**EXERCISE DIRECTIONS**
Return the material below in full and exactly.

(Figure content listings)
----------

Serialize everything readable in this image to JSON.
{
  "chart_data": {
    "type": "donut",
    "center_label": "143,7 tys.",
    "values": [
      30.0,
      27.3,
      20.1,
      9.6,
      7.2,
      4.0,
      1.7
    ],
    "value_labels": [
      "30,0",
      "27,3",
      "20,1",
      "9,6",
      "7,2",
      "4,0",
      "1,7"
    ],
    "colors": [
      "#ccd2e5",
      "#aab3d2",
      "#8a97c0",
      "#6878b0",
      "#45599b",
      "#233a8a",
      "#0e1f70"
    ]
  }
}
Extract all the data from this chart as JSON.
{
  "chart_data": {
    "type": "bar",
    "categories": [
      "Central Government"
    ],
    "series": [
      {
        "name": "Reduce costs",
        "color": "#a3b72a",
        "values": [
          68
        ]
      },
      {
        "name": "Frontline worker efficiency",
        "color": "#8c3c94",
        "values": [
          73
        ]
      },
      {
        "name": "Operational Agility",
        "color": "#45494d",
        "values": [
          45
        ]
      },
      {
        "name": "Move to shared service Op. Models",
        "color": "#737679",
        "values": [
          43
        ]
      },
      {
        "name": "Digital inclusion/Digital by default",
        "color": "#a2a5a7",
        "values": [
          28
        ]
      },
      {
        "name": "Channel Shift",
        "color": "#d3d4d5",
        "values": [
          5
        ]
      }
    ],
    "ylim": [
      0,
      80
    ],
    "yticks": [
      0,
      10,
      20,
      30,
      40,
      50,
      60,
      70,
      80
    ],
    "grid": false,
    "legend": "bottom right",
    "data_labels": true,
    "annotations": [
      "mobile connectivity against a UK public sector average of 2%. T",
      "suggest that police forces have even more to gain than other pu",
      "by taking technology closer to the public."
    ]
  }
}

----------

**EXPECTED OUTPUT**
Serialize everything readable in this image to JSON.
{
  "chart_data": {
    "type": "donut",
    "center_label": "143,7 tys.",
    "values": [
      30.0,
      27.3,
      20.1,
      9.6,
      7.2,
      4.0,
      1.7
    ],
    "value_labels": [
      "30,0",
      "27,3",
      "20,1",
      "9,6",
      "7,2",
      "4,0",
      "1,7"
    ],
    "colors": [
      "#ccd2e5",
      "#aab3d2",
      "#8a97c0",
      "#6878b0",
      "#45599b",
      "#233a8a",
      "#0e1f70"
    ]
  }
}
Extract all the data from this chart as JSON.
{
  "chart_data": {
    "type": "bar",
    "categories": [
      "Central Government"
    ],
    "series": [
      {
        "name": "Reduce costs",
        "color": "#a3b72a",
        "values": [
          68
        ]
      },
      {
        "name": "Frontline worker efficiency",
        "color": "#8c3c94",
        "values": [
          73
        ]
      },
      {
        "name": "Operational Agility",
        "color": "#45494d",
        "values": [
          45
        ]
      },
      {
        "name": "Move to shared service Op. Models",
        "color": "#737679",
        "values": [
          43
        ]
      },
      {
        "name": "Digital inclusion/Digital by default",
        "color": "#a2a5a7",
        "values": [
          28
        ]
      },
      {
        "name": "Channel Shift",
        "color": "#d3d4d5",
        "values": [
          5
        ]
      }
    ],
    "ylim": [
      0,
      80
    ],
    "yticks": [
      0,
      10,
      20,
      30,
      40,
      50,
      60,
      70,
      80
    ],
    "grid": false,
    "legend": "bottom right",
    "data_labels": true,
    "annotations": [
      "mobile connectivity against a UK public sector average of 2%. T",
      "suggest that police forces have even more to gain than other pu",
      "by taking technology closer to the public."
    ]
  }
}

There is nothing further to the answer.